* [Directions]
Copy all of the material below exactly.

——————————

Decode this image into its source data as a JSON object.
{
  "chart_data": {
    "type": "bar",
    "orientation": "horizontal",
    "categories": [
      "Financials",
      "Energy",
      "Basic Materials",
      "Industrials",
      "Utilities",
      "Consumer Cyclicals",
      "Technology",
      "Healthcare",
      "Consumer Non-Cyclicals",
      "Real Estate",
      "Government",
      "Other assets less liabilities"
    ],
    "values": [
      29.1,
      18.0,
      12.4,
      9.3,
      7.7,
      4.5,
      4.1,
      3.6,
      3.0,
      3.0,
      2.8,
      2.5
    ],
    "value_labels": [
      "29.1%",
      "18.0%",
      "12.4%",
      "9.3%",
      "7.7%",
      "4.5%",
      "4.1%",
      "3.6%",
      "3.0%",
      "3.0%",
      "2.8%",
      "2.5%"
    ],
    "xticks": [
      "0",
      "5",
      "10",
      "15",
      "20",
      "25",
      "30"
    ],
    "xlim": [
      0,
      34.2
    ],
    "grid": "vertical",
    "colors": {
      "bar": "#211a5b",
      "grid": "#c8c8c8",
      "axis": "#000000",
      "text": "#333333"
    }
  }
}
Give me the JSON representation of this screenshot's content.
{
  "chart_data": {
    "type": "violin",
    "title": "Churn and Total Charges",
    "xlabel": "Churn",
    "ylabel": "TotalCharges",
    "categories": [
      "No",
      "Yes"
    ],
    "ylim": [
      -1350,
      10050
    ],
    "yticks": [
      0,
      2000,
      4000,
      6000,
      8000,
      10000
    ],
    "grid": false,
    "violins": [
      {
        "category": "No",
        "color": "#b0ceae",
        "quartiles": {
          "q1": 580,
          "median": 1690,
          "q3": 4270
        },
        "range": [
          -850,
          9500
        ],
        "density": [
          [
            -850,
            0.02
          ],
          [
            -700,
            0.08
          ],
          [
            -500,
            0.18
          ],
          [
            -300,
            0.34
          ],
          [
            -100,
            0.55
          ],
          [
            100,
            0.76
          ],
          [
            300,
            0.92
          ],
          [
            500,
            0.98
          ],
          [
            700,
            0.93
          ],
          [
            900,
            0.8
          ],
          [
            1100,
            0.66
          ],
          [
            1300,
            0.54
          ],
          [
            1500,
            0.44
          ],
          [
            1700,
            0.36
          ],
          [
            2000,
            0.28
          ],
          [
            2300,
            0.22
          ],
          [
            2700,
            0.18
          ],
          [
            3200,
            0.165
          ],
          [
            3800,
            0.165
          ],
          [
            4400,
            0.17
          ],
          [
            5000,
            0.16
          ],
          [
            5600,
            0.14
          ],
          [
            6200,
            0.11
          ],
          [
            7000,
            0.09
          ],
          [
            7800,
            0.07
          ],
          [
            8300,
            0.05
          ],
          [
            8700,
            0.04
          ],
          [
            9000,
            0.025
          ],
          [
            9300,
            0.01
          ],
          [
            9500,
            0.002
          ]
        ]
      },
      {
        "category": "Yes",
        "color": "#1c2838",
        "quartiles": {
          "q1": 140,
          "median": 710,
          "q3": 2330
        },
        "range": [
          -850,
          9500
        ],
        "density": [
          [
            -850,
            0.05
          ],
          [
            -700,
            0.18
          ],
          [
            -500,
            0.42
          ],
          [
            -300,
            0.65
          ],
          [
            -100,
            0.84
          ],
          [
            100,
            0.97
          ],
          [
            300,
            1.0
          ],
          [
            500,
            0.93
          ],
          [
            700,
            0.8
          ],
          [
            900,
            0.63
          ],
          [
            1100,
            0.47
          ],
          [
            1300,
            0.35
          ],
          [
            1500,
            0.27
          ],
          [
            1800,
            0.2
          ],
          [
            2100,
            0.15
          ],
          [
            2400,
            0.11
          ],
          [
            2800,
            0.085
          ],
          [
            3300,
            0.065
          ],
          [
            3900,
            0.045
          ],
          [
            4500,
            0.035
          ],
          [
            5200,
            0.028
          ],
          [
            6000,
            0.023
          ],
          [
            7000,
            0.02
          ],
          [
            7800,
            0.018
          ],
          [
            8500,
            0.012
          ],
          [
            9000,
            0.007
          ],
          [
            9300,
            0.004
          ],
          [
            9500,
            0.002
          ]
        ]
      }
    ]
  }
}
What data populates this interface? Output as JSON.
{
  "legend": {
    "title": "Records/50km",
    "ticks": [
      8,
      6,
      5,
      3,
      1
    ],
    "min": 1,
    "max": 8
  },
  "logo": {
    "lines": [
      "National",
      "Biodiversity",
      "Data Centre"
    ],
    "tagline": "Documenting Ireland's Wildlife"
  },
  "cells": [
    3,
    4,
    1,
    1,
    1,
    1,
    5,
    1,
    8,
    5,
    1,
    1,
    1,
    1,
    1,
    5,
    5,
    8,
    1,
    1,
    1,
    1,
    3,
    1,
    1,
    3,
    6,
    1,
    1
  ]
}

——————————

* [Solution below]
Decode this image into its source data as a JSON object.
{
  "chart_data": {
    "type": "bar",
    "orientation": "horizontal",
    "categories": [
      "Financials",
      "Energy",
      "Basic Materials",
      "Industrials",
      "Utilities",
      "Consumer Cyclicals",
      "Technology",
      "Healthcare",
      "Consumer Non-Cyclicals",
      "Real Estate",
      "Government",
      "Other assets less liabilities"
    ],
    "values": [
      29.1,
      18.0,
      12.4,
      9.3,
      7.7,
      4.5,
      4.1,
      3.6,
      3.0,
      3.0,
      2.8,
      2.5
    ],
    "value_labels": [
      "29.1%",
      "18.0%",
      "12.4%",
      "9.3%",
      "7.7%",
      "4.5%",
      "4.1%",
      "3.6%",
      "3.0%",
      "3.0%",
      "2.8%",
      "2.5%"
    ],
    "xticks": [
      "0",
      "5",
      "10",
      "15",
      "20",
      "25",
      "30"
    ],
    "xlim": [
      0,
      34.2
    ],
    "grid": "vertical",
    "colors": {
      "bar": "#211a5b",
      "grid": "#c8c8c8",
      "axis": "#000000",
      "text": "#333333"
    }
  }
}
Give me the JSON representation of this screenshot's content.
{
  "chart_data": {
    "type": "violin",
    "title": "Churn and Total Charges",
    "xlabel": "Churn",
    "ylabel": "TotalCharges",
    "categories": [
      "No",
      "Yes"
    ],
    "ylim": [
      -1350,
      10050
    ],
    "yticks": [
      0,
      2000,
      4000,
      6000,
      8000,
      10000
    ],
    "grid": false,
    "violins": [
      {
        "category": "No",
        "color": "#b0ceae",
        "quartiles": {
          "q1": 580,
          "median": 1690,
          "q3": 4270
        },
        "range": [
          -850,
          9500
        ],
        "density": [
          [
            -850,
            0.02
          ],
          [
            -700,
            0.08
          ],
          [
            -500,
            0.18
          ],
          [
            -300,
            0.34
          ],
          [
            -100,
            0.55
          ],
          [
            100,
            0.76
          ],
          [
            300,
            0.92
          ],
          [
            500,
            0.98
          ],
          [
            700,
            0.93
          ],
          [
            900,
            0.8
          ],
          [
            1100,
            0.66
          ],
          [
            1300,
            0.54
          ],
          [
            1500,
            0.44
          ],
          [
            1700,
            0.36
          ],
          [
            2000,
            0.28
          ],
          [
            2300,
            0.22
          ],
          [
            2700,
            0.18
          ],
          [
            3200,
            0.165
          ],
          [
            3800,
            0.165
          ],
          [
            4400,
            0.17
          ],
          [
            5000,
            0.16
          ],
          [
            5600,
            0.14
          ],
          [
            6200,
            0.11
          ],
          [
            7000,
            0.09
          ],
          [
            7800,
            0.07
          ],
          [
            8300,
            0.05
          ],
          [
            8700,
            0.04
          ],
          [
            9000,
            0.025
          ],
          [
            9300,
            0.01
          ],
          [
            9500,
            0.002
          ]
        ]
      },
      {
        "category": "Yes",
        "color": "#1c2838",
        "quartiles": {
          "q1": 140,
          "median": 710,
          "q3": 2330
        },
        "range": [
          -850,
          9500
        ],
        "density": [
          [
            -850,
            0.05
          ],
          [
            -700,
            0.18
          ],
          [
            -500,
            0.42
          ],
          [
            -300,
            0.65
          ],
          [
            -100,
            0.84
          ],
          [
            100,
            0.97
          ],
          [
            300,
            1.0
          ],
          [
            500,
            0.93
          ],
          [
            700,
            0.8
          ],
          [
            900,
            0.63
          ],
          [
            1100,
            0.47
          ],
          [
            1300,
            0.35
          ],
          [
            1500,
            0.27
          ],
          [
            1800,
            0.2
          ],
          [
            2100,
            0.15
          ],
          [
            2400,
            0.11
          ],
          [
            2800,
            0.085
          ],
          [
            3300,
            0.065
          ],
          [
            3900,
            0.045
          ],
          [
            4500,
            0.035
          ],
          [
            5200,
            0.028
          ],
          [
            6000,
            0.023
          ],
          [
            7000,
            0.02
          ],
          [
            7800,
            0.018
          ],
          [
            8500,
            0.012
          ],
          [
            9000,
            0.007
          ],
          [
            9300,
            0.004
          ],
          [
            9500,
            0.002
          ]
        ]
      }
    ]
  }
}
What data populates this interface? Output as JSON.
{
  "legend": {
    "title": "Records/50km",
    "ticks": [
      8,
      6,
      5,
      3,
      1
    ],
    "min": 1,
    "max": 8
  },
  "logo": {
    "lines": [
      "National",
      "Biodiversity",
      "Data Centre"
    ],
    "tagline": "Documenting Ireland's Wildlife"
  },
  "cells": [
    3,
    4,
    1,
    1,
    1,
    1,
    5,
    1,
    8,
    5,
    1,
    1,
    1,
    1,
    1,
    5,
    5,
    8,
    1,
    1,
    1,
    1,
    3,
    1,
    1,
    3,
    6,
    1,
    1
  ]
}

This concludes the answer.